*READING TEXT*
- - -
Hi Ted,

I dont understand the composite features and super-products that you
mentioned. Please explain a bit. Are you pointing to a specific data
mining method?

Thanks,
Nishant

On Mon, Nov 28, 2011 at 5:44 AM, Ted Dunning <[email protected]> wrote:
> There are several good ways to deal with this.  The idea of super-products
> which are composite features that are derived from history is a good one.
>  I would recommend that you limit the number of such super features by
> first finding which products cooccur within a reasonable time window more
> than you would expect.
>
> The cooccurrence analysis system in Mahout can be misused for this analysis
> by building one document per user per sliding window period.  This is a bit
> flawed since the sliding windows overlap and thus the appearances of a
> transaction in multiple documents is not really an indication of
> independent appearances.  Also, the intermediate window documents are much
> larger than you might like and they won't take ordering into account.
- - -
*COLLECTED MATERIAL*
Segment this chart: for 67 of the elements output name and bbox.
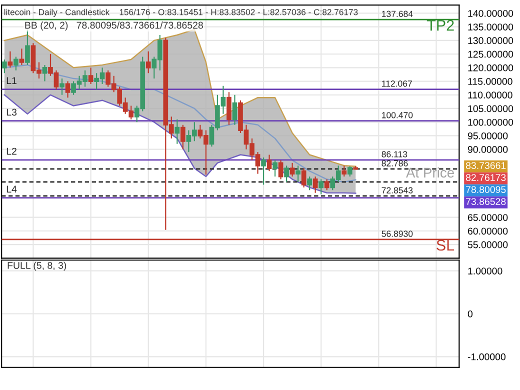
- - -
*REQUIRED ACTIONS*
A. Transcribe the part of the super-products thread from "I dont understand" to "mining method?".
B. In the super-products thread, list the shortcomings Ted gives for using one document per user per sliding window period.
C. Do these statements agree with the super-products thread? (i) Nishant asks whether Ted has a specific data mining method in mind. (ii) Ted recommends limiting the number of super features. (iii) Ted suggests building one document per product for the cooccurrence analysis.

*ANSWERS BY TASK*
A.
I dont understand the composite features and super-products that you
mentioned. Please explain a bit. Are you pointing to a specific data
mining method?

B.
- The sliding windows overlap, so a transaction appearing in multiple documents is not really an indication of independent appearances.
- The intermediate window documents are much larger than you might like.
- They won't take ordering into account.

C.
(i) Yes: "Are you pointing to a specific data mining method?"
(ii) Yes: "I would recommend that you limit the number of such super features"
(iii) No: "by building one document per user per sliding window period"